> **Records for the task**:
......

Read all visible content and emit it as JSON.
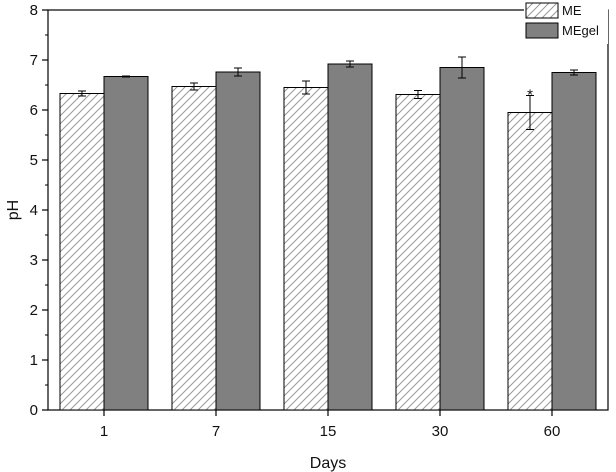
{
  "chart_data": {
    "type": "bar",
    "xlabel": "Days",
    "ylabel": "pH",
    "ylim": [
      0,
      8
    ],
    "yticks": [
      0,
      1,
      2,
      3,
      4,
      5,
      6,
      7,
      8
    ],
    "grid": false,
    "legend_position": "top-right",
    "categories": [
      "1",
      "7",
      "15",
      "30",
      "60"
    ],
    "series": [
      {
        "name": "ME",
        "style": "hatched",
        "color": "#ffffff",
        "values": [
          6.33,
          6.47,
          6.45,
          6.31,
          5.95
        ],
        "errors": [
          0.05,
          0.07,
          0.13,
          0.08,
          0.34
        ]
      },
      {
        "name": "MEgel",
        "style": "solid",
        "color": "#808080",
        "values": [
          6.67,
          6.76,
          6.92,
          6.85,
          6.75
        ],
        "errors": [
          0.01,
          0.08,
          0.06,
          0.21,
          0.05
        ]
      }
    ],
    "annotations": [
      {
        "text": "*",
        "category": "60",
        "series": "ME"
      }
    ]
  }
}
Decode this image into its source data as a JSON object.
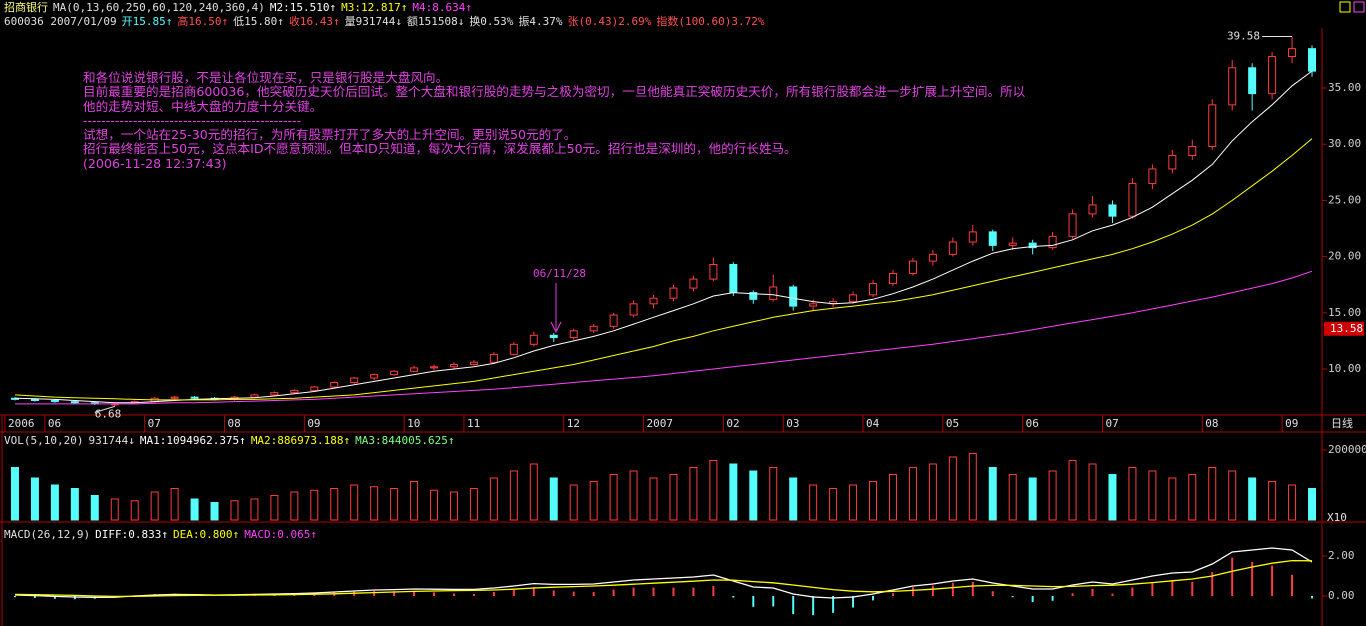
{
  "chart_data": [
    {
      "type": "candlestick",
      "header": [
        [
          {
            "text": "招商银行",
            "color": "#ffff80"
          },
          {
            "text": "MA(0,13,60,250,60,120,240,360,4)",
            "color": "#e0e0e0"
          },
          {
            "text": "M2:15.510↑",
            "color": "#ffffff"
          },
          {
            "text": "M3:12.817↑",
            "color": "#ffff00"
          },
          {
            "text": "M4:8.634↑",
            "color": "#ff40ff"
          }
        ],
        [
          {
            "text": "600036 2007/01/09",
            "color": "#e0e0e0"
          },
          {
            "text": "开15.85↑",
            "color": "#54fcfc"
          },
          {
            "text": "高16.50↑",
            "color": "#ff5050"
          },
          {
            "text": "低15.80↑",
            "color": "#e0e0e0"
          },
          {
            "text": "收16.43↑",
            "color": "#ff5050"
          },
          {
            "text": "量931744↓",
            "color": "#e0e0e0"
          },
          {
            "text": "额151508↓",
            "color": "#e0e0e0"
          },
          {
            "text": "换0.53%",
            "color": "#e0e0e0"
          },
          {
            "text": "振4.37%",
            "color": "#e0e0e0"
          },
          {
            "text": "张(0.43)2.69%",
            "color": "#ff5050"
          },
          {
            "text": "指数(100.60)3.72%",
            "color": "#ff5050"
          }
        ]
      ],
      "comment_lines": [
        "和各位说说银行股，不是让各位现在买，只是银行股是大盘风向。",
        "目前最重要的是招商600036，他突破历史天价后回试。整个大盘和银行股的走势与之极为密切，一旦他能真正突破历史天价，所有银行股都会进一步扩展上升空间。所以",
        "他的走势对短、中线大盘的力度十分关键。",
        "------------------------------------------------",
        "试想，一个站在25-30元的招行，为所有股票打开了多大的上升空间。更别说50元的了。",
        "招行最终能否上50元，这点本ID不愿意预测。但本ID只知道，每次大行情，深发展都上50元。招行也是深圳的，他的行长姓马。",
        "(2006-11-28 12:37:43)"
      ],
      "callout": "06/11/28",
      "period_label": "日线",
      "high_label": "39.58",
      "low_label": "6.68",
      "last_price": {
        "value": 13.58,
        "label": "13.58"
      },
      "categories": [
        "2006",
        null,
        "06",
        null,
        null,
        null,
        null,
        "07",
        null,
        null,
        null,
        "08",
        null,
        null,
        null,
        "09",
        null,
        null,
        null,
        null,
        "10",
        null,
        null,
        "11",
        null,
        null,
        null,
        null,
        "12",
        null,
        null,
        null,
        "2007",
        null,
        null,
        null,
        "02",
        null,
        null,
        "03",
        null,
        null,
        null,
        "04",
        null,
        null,
        null,
        "05",
        null,
        null,
        null,
        "06",
        null,
        null,
        null,
        "07",
        null,
        null,
        null,
        null,
        "08",
        null,
        null,
        null,
        "09",
        null
      ],
      "open": [
        7.4,
        7.3,
        7.2,
        7.1,
        7.0,
        6.9,
        6.9,
        7.1,
        7.4,
        7.5,
        7.4,
        7.3,
        7.5,
        7.7,
        7.9,
        8.1,
        8.4,
        8.8,
        9.2,
        9.5,
        9.8,
        10.1,
        10.2,
        10.4,
        10.6,
        11.3,
        12.2,
        13.0,
        12.8,
        13.4,
        13.8,
        14.8,
        15.8,
        16.3,
        17.2,
        18.0,
        19.3,
        16.8,
        16.2,
        17.3,
        15.6,
        15.8,
        16.0,
        16.6,
        17.6,
        18.5,
        19.6,
        20.2,
        21.3,
        22.2,
        21.0,
        21.2,
        20.8,
        21.8,
        23.8,
        24.6,
        23.6,
        26.5,
        27.8,
        29.0,
        29.8,
        33.5,
        36.8,
        34.5,
        37.8,
        38.5
      ],
      "high": [
        7.5,
        7.4,
        7.3,
        7.2,
        7.1,
        7.0,
        7.2,
        7.5,
        7.6,
        7.6,
        7.5,
        7.6,
        7.8,
        8.0,
        8.2,
        8.5,
        8.9,
        9.3,
        9.6,
        9.9,
        10.3,
        10.4,
        10.6,
        10.8,
        11.5,
        12.4,
        13.3,
        13.2,
        13.6,
        14.0,
        15.0,
        16.1,
        16.6,
        17.5,
        18.3,
        19.9,
        19.5,
        17.0,
        18.4,
        17.5,
        16.2,
        16.3,
        16.9,
        17.9,
        18.8,
        19.9,
        20.6,
        21.7,
        22.8,
        22.4,
        21.7,
        21.5,
        22.2,
        24.2,
        25.4,
        25.0,
        27.0,
        28.2,
        29.5,
        30.4,
        34.0,
        37.5,
        37.2,
        38.2,
        39.58,
        38.8
      ],
      "low": [
        7.2,
        7.1,
        7.0,
        6.9,
        6.8,
        6.68,
        6.85,
        7.0,
        7.3,
        7.3,
        7.2,
        7.2,
        7.4,
        7.6,
        7.8,
        8.0,
        8.3,
        8.7,
        9.0,
        9.4,
        9.7,
        9.9,
        10.0,
        10.3,
        10.5,
        11.2,
        12.0,
        12.4,
        12.6,
        13.2,
        13.6,
        14.6,
        15.4,
        16.0,
        16.9,
        17.8,
        16.5,
        15.8,
        16.0,
        15.2,
        15.2,
        15.5,
        15.8,
        16.4,
        17.4,
        18.3,
        19.2,
        20.0,
        21.0,
        20.5,
        20.6,
        20.2,
        20.6,
        21.6,
        23.5,
        23.0,
        23.4,
        26.0,
        27.4,
        28.6,
        29.5,
        33.0,
        33.0,
        34.0,
        37.2,
        36.0
      ],
      "close": [
        7.3,
        7.2,
        7.1,
        7.0,
        6.9,
        6.9,
        7.1,
        7.4,
        7.5,
        7.4,
        7.3,
        7.5,
        7.7,
        7.9,
        8.1,
        8.4,
        8.8,
        9.2,
        9.5,
        9.8,
        10.1,
        10.2,
        10.4,
        10.6,
        11.3,
        12.2,
        13.0,
        12.8,
        13.4,
        13.8,
        14.8,
        15.8,
        16.3,
        17.2,
        18.0,
        19.3,
        16.8,
        16.2,
        17.3,
        15.6,
        15.8,
        16.0,
        16.6,
        17.6,
        18.5,
        19.6,
        20.2,
        21.3,
        22.2,
        21.0,
        21.2,
        20.8,
        21.8,
        23.8,
        24.6,
        23.6,
        26.5,
        27.8,
        29.0,
        29.8,
        33.5,
        36.8,
        34.5,
        37.8,
        38.5,
        36.5
      ],
      "up_color": "#ff3c3c",
      "down_color": "#54fcfc",
      "series": [
        {
          "color": "#ffffff",
          "values": [
            7.4,
            7.35,
            7.3,
            7.2,
            7.1,
            7.0,
            7.0,
            7.1,
            7.2,
            7.3,
            7.35,
            7.4,
            7.45,
            7.6,
            7.8,
            8.0,
            8.3,
            8.6,
            8.9,
            9.2,
            9.5,
            9.8,
            10.0,
            10.2,
            10.5,
            11.0,
            11.6,
            12.1,
            12.5,
            12.9,
            13.4,
            14.0,
            14.6,
            15.2,
            15.8,
            16.5,
            16.8,
            16.7,
            16.6,
            16.3,
            16.0,
            15.8,
            15.9,
            16.2,
            16.7,
            17.3,
            18.0,
            18.8,
            19.6,
            20.3,
            20.7,
            20.9,
            21.0,
            21.5,
            22.3,
            22.8,
            23.5,
            24.4,
            25.6,
            26.8,
            28.2,
            30.3,
            32.0,
            33.5,
            35.2,
            36.5
          ]
        },
        {
          "color": "#ffff00",
          "values": [
            7.7,
            7.6,
            7.5,
            7.45,
            7.4,
            7.35,
            7.3,
            7.25,
            7.25,
            7.25,
            7.25,
            7.3,
            7.3,
            7.35,
            7.4,
            7.5,
            7.6,
            7.7,
            7.9,
            8.1,
            8.3,
            8.5,
            8.7,
            8.9,
            9.2,
            9.5,
            9.8,
            10.1,
            10.4,
            10.8,
            11.2,
            11.6,
            12.0,
            12.5,
            12.9,
            13.4,
            13.8,
            14.2,
            14.6,
            14.9,
            15.2,
            15.4,
            15.6,
            15.8,
            16.0,
            16.3,
            16.6,
            17.0,
            17.4,
            17.8,
            18.2,
            18.6,
            19.0,
            19.4,
            19.8,
            20.2,
            20.7,
            21.3,
            22.0,
            22.8,
            23.8,
            25.0,
            26.3,
            27.6,
            29.0,
            30.5
          ]
        },
        {
          "color": "#ff40ff",
          "values": [
            6.9,
            6.9,
            6.9,
            6.9,
            6.9,
            6.9,
            6.9,
            6.95,
            7.0,
            7.0,
            7.05,
            7.1,
            7.15,
            7.2,
            7.25,
            7.3,
            7.4,
            7.5,
            7.6,
            7.7,
            7.8,
            7.9,
            8.0,
            8.1,
            8.2,
            8.35,
            8.5,
            8.65,
            8.8,
            8.95,
            9.1,
            9.25,
            9.4,
            9.6,
            9.8,
            10.0,
            10.2,
            10.4,
            10.6,
            10.8,
            11.0,
            11.2,
            11.4,
            11.6,
            11.8,
            12.0,
            12.2,
            12.45,
            12.7,
            12.95,
            13.2,
            13.5,
            13.8,
            14.1,
            14.4,
            14.7,
            15.0,
            15.35,
            15.7,
            16.05,
            16.4,
            16.8,
            17.2,
            17.6,
            18.1,
            18.7
          ]
        }
      ],
      "ylim": [
        5.91,
        40.16
      ],
      "yticks": [
        {
          "value": 10,
          "label": "10.00"
        },
        {
          "value": 15,
          "label": "15.00"
        },
        {
          "value": 20,
          "label": "20.00"
        },
        {
          "value": 25,
          "label": "25.00"
        },
        {
          "value": 30,
          "label": "30.00"
        },
        {
          "value": 35,
          "label": "35.00"
        }
      ]
    },
    {
      "type": "bar",
      "header": [
        [
          {
            "text": "VOL(5,10,20)",
            "color": "#e0e0e0"
          },
          {
            "text": "931744↓",
            "color": "#e0e0e0"
          },
          {
            "text": "MA1:1094962.375↑",
            "color": "#ffffff"
          },
          {
            "text": "MA2:886973.188↑",
            "color": "#ffff00"
          },
          {
            "text": "MA3:844005.625↑",
            "color": "#80ff80"
          }
        ]
      ],
      "unit_label": "X10",
      "values": [
        150000,
        120000,
        100000,
        90000,
        70000,
        60000,
        55000,
        80000,
        90000,
        60000,
        50000,
        55000,
        60000,
        70000,
        80000,
        85000,
        90000,
        100000,
        95000,
        90000,
        110000,
        85000,
        80000,
        90000,
        120000,
        140000,
        160000,
        120000,
        100000,
        110000,
        130000,
        140000,
        120000,
        130000,
        150000,
        170000,
        160000,
        140000,
        150000,
        120000,
        100000,
        90000,
        100000,
        110000,
        130000,
        150000,
        160000,
        180000,
        190000,
        150000,
        130000,
        120000,
        140000,
        170000,
        160000,
        130000,
        150000,
        140000,
        120000,
        130000,
        150000,
        140000,
        120000,
        110000,
        100000,
        90000
      ],
      "ylim": [
        0,
        251400
      ],
      "yticks": [
        200000
      ]
    },
    {
      "type": "macd",
      "header": [
        [
          {
            "text": "MACD(26,12,9)",
            "color": "#e0e0e0"
          },
          {
            "text": "DIFF:0.833↑",
            "color": "#ffffff"
          },
          {
            "text": "DEA:0.800↑",
            "color": "#ffff00"
          },
          {
            "text": "MACD:0.065↑",
            "color": "#ff40ff"
          }
        ]
      ],
      "up_color": "#ff3c3c",
      "down_color": "#54fcfc",
      "values": [
        -0.06,
        -0.1,
        -0.14,
        -0.16,
        -0.14,
        -0.08,
        0.04,
        0.1,
        0.12,
        0.08,
        0.02,
        0.04,
        0.06,
        0.08,
        0.1,
        0.12,
        0.18,
        0.22,
        0.26,
        0.24,
        0.24,
        0.18,
        0.12,
        0.1,
        0.2,
        0.32,
        0.44,
        0.28,
        0.22,
        0.2,
        0.32,
        0.42,
        0.42,
        0.42,
        0.42,
        0.5,
        -0.08,
        -0.54,
        -0.52,
        -0.9,
        -0.96,
        -0.84,
        -0.58,
        -0.22,
        0.14,
        0.44,
        0.52,
        0.66,
        0.7,
        0.24,
        -0.06,
        -0.3,
        -0.24,
        0.14,
        0.36,
        0.12,
        0.42,
        0.66,
        0.78,
        0.7,
        1.2,
        1.92,
        1.7,
        1.52,
        1.06,
        -0.12
      ],
      "series": [
        {
          "color": "#ffffff",
          "values": [
            0.05,
            0.02,
            -0.02,
            -0.05,
            -0.07,
            -0.06,
            0.0,
            0.05,
            0.08,
            0.07,
            0.05,
            0.06,
            0.08,
            0.1,
            0.12,
            0.15,
            0.2,
            0.25,
            0.3,
            0.32,
            0.35,
            0.34,
            0.33,
            0.33,
            0.4,
            0.5,
            0.62,
            0.58,
            0.58,
            0.6,
            0.7,
            0.8,
            0.85,
            0.9,
            0.95,
            1.05,
            0.75,
            0.45,
            0.4,
            0.1,
            -0.05,
            -0.1,
            -0.05,
            0.1,
            0.3,
            0.5,
            0.6,
            0.75,
            0.85,
            0.65,
            0.5,
            0.35,
            0.35,
            0.55,
            0.7,
            0.6,
            0.8,
            1.0,
            1.15,
            1.2,
            1.6,
            2.2,
            2.3,
            2.4,
            2.3,
            1.7
          ]
        },
        {
          "color": "#ffff00",
          "values": [
            0.08,
            0.07,
            0.05,
            0.03,
            0.0,
            -0.02,
            -0.02,
            0.0,
            0.02,
            0.03,
            0.04,
            0.04,
            0.05,
            0.06,
            0.07,
            0.09,
            0.11,
            0.14,
            0.17,
            0.2,
            0.23,
            0.25,
            0.27,
            0.28,
            0.3,
            0.34,
            0.4,
            0.44,
            0.47,
            0.5,
            0.54,
            0.59,
            0.64,
            0.69,
            0.74,
            0.8,
            0.79,
            0.72,
            0.66,
            0.55,
            0.43,
            0.32,
            0.24,
            0.21,
            0.23,
            0.28,
            0.34,
            0.42,
            0.5,
            0.53,
            0.53,
            0.5,
            0.47,
            0.48,
            0.52,
            0.54,
            0.59,
            0.67,
            0.76,
            0.85,
            1.0,
            1.24,
            1.45,
            1.64,
            1.77,
            1.76
          ]
        }
      ],
      "ylim": [
        -1.5,
        3.55
      ],
      "yticks": [
        {
          "value": 0,
          "label": "0.00"
        },
        {
          "value": 2,
          "label": "2.00"
        }
      ]
    }
  ]
}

......

> **Problem requirements**:
How many lines of the data contain the word "JSON"? Answer with the number alone.

> **The solution**:
2